* **WHAT IS REQUIRED**:
Output all lines exactly.

* **RAW DATA**:
--- START ---

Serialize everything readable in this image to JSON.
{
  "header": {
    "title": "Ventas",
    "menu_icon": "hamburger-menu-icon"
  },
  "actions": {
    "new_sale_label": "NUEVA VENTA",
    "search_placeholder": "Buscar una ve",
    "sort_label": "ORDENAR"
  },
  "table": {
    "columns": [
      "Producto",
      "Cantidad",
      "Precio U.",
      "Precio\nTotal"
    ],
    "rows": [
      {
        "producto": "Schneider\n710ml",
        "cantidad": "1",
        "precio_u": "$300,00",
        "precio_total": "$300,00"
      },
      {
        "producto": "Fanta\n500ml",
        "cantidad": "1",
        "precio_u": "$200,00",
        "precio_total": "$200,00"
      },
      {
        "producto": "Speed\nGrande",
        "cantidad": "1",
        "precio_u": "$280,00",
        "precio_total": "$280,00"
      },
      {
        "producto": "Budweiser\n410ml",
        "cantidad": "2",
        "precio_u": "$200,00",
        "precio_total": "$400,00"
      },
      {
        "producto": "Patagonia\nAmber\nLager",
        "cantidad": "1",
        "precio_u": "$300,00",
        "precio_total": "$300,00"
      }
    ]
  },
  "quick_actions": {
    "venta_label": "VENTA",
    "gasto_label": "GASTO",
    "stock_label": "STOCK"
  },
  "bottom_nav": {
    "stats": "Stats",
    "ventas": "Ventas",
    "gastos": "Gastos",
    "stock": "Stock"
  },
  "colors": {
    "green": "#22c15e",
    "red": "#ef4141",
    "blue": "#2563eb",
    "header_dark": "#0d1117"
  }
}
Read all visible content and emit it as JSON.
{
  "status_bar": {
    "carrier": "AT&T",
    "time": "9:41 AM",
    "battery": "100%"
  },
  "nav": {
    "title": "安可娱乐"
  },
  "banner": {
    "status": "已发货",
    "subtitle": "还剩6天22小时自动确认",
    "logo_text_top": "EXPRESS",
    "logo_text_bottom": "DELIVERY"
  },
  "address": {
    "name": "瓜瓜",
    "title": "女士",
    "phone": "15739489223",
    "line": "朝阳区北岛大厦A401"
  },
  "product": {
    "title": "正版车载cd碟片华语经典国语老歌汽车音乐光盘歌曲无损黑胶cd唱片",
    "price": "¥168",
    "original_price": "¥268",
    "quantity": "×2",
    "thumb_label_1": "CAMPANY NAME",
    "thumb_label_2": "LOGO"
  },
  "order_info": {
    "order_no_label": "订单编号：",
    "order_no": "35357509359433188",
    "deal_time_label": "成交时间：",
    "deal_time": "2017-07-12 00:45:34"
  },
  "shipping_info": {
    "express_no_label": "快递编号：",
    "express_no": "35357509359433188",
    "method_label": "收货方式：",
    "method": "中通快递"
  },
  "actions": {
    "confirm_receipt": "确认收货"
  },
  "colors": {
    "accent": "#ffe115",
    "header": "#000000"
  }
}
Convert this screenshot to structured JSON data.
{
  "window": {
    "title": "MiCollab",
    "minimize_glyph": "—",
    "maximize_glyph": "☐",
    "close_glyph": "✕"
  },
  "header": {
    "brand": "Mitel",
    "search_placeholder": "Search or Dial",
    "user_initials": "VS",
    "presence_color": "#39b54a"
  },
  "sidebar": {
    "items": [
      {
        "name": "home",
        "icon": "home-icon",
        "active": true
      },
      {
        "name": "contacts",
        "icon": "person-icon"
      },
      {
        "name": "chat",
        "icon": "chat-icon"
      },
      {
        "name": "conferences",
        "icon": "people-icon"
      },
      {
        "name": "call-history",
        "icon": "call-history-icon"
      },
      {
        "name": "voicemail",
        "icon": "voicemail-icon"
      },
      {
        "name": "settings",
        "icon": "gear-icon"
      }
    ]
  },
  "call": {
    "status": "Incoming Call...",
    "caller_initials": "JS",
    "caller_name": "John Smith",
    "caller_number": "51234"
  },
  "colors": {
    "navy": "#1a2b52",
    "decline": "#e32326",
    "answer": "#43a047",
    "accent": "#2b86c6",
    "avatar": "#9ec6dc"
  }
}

--- END ---

* **RESPONSE**:
Serialize everything readable in this image to JSON.
{
  "header": {
    "title": "Ventas",
    "menu_icon": "hamburger-menu-icon"
  },
  "actions": {
    "new_sale_label": "NUEVA VENTA",
    "search_placeholder": "Buscar una ve",
    "sort_label": "ORDENAR"
  },
  "table": {
    "columns": [
      "Producto",
      "Cantidad",
      "Precio U.",
      "Precio\nTotal"
    ],
    "rows": [
      {
        "producto": "Schneider\n710ml",
        "cantidad": "1",
        "precio_u": "$300,00",
        "precio_total": "$300,00"
      },
      {
        "producto": "Fanta\n500ml",
        "cantidad": "1",
        "precio_u": "$200,00",
        "precio_total": "$200,00"
      },
      {
        "producto": "Speed\nGrande",
        "cantidad": "1",
        "precio_u": "$280,00",
        "precio_total": "$280,00"
      },
      {
        "producto": "Budweiser\n410ml",
        "cantidad": "2",
        "precio_u": "$200,00",
        "precio_total": "$400,00"
      },
      {
        "producto": "Patagonia\nAmber\nLager",
        "cantidad": "1",
        "precio_u": "$300,00",
        "precio_total": "$300,00"
      }
    ]
  },
  "quick_actions": {
    "venta_label": "VENTA",
    "gasto_label": "GASTO",
    "stock_label": "STOCK"
  },
  "bottom_nav": {
    "stats": "Stats",
    "ventas": "Ventas",
    "gastos": "Gastos",
    "stock": "Stock"
  },
  "colors": {
    "green": "#22c15e",
    "red": "#ef4141",
    "blue": "#2563eb",
    "header_dark": "#0d1117"
  }
}
Read all visible content and emit it as JSON.
{
  "status_bar": {
    "carrier": "AT&T",
    "time": "9:41 AM",
    "battery": "100%"
  },
  "nav": {
    "title": "安可娱乐"
  },
  "banner": {
    "status": "已发货",
    "subtitle": "还剩6天22小时自动确认",
    "logo_text_top": "EXPRESS",
    "logo_text_bottom": "DELIVERY"
  },
  "address": {
    "name": "瓜瓜",
    "title": "女士",
    "phone": "15739489223",
    "line": "朝阳区北岛大厦A401"
  },
  "product": {
    "title": "正版车载cd碟片华语经典国语老歌汽车音乐光盘歌曲无损黑胶cd唱片",
    "price": "¥168",
    "original_price": "¥268",
    "quantity": "×2",
    "thumb_label_1": "CAMPANY NAME",
    "thumb_label_2": "LOGO"
  },
  "order_info": {
    "order_no_label": "订单编号：",
    "order_no": "35357509359433188",
    "deal_time_label": "成交时间：",
    "deal_time": "2017-07-12 00:45:34"
  },
  "shipping_info": {
    "express_no_label": "快递编号：",
    "express_no": "35357509359433188",
    "method_label": "收货方式：",
    "method": "中通快递"
  },
  "actions": {
    "confirm_receipt": "确认收货"
  },
  "colors": {
    "accent": "#ffe115",
    "header": "#000000"
  }
}
Convert this screenshot to structured JSON data.
{
  "window": {
    "title": "MiCollab",
    "minimize_glyph": "—",
    "maximize_glyph": "☐",
    "close_glyph": "✕"
  },
  "header": {
    "brand": "Mitel",
    "search_placeholder": "Search or Dial",
    "user_initials": "VS",
    "presence_color": "#39b54a"
  },
  "sidebar": {
    "items": [
      {
        "name": "home",
        "icon": "home-icon",
        "active": true
      },
      {
        "name": "contacts",
        "icon": "person-icon"
      },
      {
        "name": "chat",
        "icon": "chat-icon"
      },
      {
        "name": "conferences",
        "icon": "people-icon"
      },
      {
        "name": "call-history",
        "icon": "call-history-icon"
      },
      {
        "name": "voicemail",
        "icon": "voicemail-icon"
      },
      {
        "name": "settings",
        "icon": "gear-icon"
      }
    ]
  },
  "call": {
    "status": "Incoming Call...",
    "caller_initials": "JS",
    "caller_name": "John Smith",
    "caller_number": "51234"
  },
  "colors": {
    "navy": "#1a2b52",
    "decline": "#e32326",
    "answer": "#43a047",
    "accent": "#2b86c6",
    "avatar": "#9ec6dc"
  }
}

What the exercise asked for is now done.